[REQUIRED ACTION A] Using the rail discussion, explain how the estimated saving of 40 minutes on a Huddersfield to London journey after Phase 1 is reached.
[REQUIRED ACTION B] Write out the passage of the rail discussion between "Good point. Currently" and "and Huddersfield-Birmingham 1h40.", inclusive.

=== EXCERPTED TEXT ===

Our benefits list is a quicker London journey after changing at Crewe, or direct services to a few more WCML south stations
Phase 1 will make Huddersfield-Piccadilly-Euston journeys faster. Probably makes it generally faster than going via Leeds/Wakefield.
Good point. Currently it's 2h50 to 3h05 from Huddersfield to London
Phase 1 will mean 80 minutes Pic-Lon, add 40 minutes from Hud-Pic, so 2h plus interchange, meaning an end to end of about 2h10-2h25, saving 40 minutes
And when NPR finally gets a move on then you save more time between Manchester and Leeds.
Once Phase 2B into Picadilly goes it will make Huddersfield-London via Piccadilly under 2 hours - faster than Leeds-London on the ECML, and Huddersfield-Birmingham 1h40.
Phase 2B into Leeds will make Huddersfield-London via Leeds 1h44, and Hud-Brum 1h20
NPR is massively needed for capacity purposes and should be looking at getting the notice to proceed in this parliament, at least for the Liverpool-HS2-Leeds parts.
HS2 was never going to go through Bradford. Funnily enough, though, Bradford Crossrail often appears in the crayonista "alternatives" that pop up every so often. (My favourite being the plan to bulldoze half of Dewsbury to get to Bradford)
The NPR route isn't set in stone, but Bradford's been mooted as a possibility. Though serving Huddersfield and Bradford with the same line is going to be difficult, because the only really feasible route without masses of tunnelling – the Pickle Bridge route – is a subsistence nightmare.
Or the Euston-North Wales trains will benefit from having Euston-Crewe passengers attracted onto HS2 for a quicker journey too.

=== SOURCE DATA ===

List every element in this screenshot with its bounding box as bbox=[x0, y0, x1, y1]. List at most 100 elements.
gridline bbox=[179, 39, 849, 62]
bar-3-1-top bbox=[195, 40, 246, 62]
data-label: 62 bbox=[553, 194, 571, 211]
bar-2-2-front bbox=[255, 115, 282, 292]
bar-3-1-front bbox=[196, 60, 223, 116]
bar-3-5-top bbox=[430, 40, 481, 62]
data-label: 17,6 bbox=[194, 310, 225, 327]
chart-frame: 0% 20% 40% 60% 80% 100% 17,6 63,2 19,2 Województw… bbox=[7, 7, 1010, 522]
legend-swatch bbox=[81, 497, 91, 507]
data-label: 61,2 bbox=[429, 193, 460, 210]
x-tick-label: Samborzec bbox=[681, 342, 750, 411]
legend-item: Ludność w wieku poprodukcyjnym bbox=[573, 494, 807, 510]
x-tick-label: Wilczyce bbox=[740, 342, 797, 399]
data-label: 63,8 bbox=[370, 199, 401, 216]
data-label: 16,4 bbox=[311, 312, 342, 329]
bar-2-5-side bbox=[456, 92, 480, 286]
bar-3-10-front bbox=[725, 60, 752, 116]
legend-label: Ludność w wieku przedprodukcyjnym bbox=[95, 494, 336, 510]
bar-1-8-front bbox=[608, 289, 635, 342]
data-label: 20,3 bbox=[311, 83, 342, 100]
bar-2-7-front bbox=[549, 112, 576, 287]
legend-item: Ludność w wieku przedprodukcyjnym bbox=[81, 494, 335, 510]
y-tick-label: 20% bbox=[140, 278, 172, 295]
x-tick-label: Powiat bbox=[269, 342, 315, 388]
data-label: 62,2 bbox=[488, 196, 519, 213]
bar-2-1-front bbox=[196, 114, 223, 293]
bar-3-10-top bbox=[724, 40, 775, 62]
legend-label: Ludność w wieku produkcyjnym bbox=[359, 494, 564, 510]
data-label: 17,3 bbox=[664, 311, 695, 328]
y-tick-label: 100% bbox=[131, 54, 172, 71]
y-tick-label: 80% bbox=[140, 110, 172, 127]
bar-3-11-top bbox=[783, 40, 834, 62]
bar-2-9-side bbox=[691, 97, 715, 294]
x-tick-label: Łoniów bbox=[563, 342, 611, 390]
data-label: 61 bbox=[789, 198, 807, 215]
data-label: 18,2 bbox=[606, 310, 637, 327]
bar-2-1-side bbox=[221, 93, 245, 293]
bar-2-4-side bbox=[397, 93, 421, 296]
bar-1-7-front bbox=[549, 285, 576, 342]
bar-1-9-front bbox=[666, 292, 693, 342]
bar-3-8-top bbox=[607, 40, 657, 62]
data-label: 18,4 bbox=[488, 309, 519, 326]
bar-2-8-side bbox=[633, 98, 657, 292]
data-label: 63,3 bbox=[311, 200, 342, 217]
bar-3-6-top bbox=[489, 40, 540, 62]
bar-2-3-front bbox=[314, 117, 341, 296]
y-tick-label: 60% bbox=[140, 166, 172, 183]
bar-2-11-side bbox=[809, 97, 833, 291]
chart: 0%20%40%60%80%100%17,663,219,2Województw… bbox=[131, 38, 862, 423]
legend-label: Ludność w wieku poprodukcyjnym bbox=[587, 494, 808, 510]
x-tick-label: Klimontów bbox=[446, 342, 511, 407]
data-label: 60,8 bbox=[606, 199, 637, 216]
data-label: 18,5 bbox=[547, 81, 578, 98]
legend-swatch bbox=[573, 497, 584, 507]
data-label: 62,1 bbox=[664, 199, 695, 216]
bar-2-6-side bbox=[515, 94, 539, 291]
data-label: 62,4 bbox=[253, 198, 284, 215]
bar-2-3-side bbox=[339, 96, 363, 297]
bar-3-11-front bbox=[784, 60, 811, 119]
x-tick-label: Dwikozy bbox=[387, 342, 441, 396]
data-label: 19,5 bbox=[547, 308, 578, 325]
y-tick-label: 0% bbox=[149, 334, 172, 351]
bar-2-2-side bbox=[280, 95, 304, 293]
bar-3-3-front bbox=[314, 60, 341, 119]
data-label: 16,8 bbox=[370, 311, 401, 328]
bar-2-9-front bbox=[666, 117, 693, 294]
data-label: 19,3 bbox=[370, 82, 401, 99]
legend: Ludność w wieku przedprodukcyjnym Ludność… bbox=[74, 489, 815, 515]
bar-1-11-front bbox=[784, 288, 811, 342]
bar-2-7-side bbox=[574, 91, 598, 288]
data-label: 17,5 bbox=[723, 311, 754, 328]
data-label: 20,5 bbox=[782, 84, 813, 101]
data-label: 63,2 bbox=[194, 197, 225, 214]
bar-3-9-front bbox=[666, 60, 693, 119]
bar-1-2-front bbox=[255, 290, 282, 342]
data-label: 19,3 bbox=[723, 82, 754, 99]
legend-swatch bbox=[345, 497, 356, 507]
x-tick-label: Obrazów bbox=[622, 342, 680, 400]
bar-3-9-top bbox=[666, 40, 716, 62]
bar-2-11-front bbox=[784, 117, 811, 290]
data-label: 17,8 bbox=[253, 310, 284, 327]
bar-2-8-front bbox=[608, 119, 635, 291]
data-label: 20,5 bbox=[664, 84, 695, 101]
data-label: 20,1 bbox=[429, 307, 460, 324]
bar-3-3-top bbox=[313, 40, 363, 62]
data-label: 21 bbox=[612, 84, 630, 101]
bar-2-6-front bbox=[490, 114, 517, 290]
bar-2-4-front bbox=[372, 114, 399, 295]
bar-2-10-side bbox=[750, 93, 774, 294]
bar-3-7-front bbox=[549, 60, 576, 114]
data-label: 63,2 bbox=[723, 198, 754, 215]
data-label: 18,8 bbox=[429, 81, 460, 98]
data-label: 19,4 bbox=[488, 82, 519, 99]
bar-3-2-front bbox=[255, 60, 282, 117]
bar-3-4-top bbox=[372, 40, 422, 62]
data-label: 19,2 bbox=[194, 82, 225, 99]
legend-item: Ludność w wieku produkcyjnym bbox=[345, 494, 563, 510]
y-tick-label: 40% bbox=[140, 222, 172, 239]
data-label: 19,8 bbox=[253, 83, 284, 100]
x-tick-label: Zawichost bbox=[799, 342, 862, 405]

===

[ANSWER BOX A] Phase 1 is expected to give 80 minutes from Piccadilly to London. Adding the 40 minutes from Huddersfield to Piccadilly makes 2 hours plus the interchange, or about 2h10 to 2h25 end to end. Set against the current 2h50 to 3h05, that saves roughly 40 minutes.

[ANSWER BOX B]
Good point. Currently it's 2h50 to 3h05 from Huddersfield to London
Phase 1 will mean 80 minutes Pic-Lon, add 40 minutes from Hud-Pic, so 2h plus interchange, meaning an end to end of about 2h10-2h25, saving 40 minutes
And when NPR finally gets a move on then you save more time between Manchester and Leeds.
Once Phase 2B into Picadilly goes it will make Huddersfield-London via Piccadilly under 2 hours - faster than Leeds-London on the ECML, and Huddersfield-Birmingham 1h40.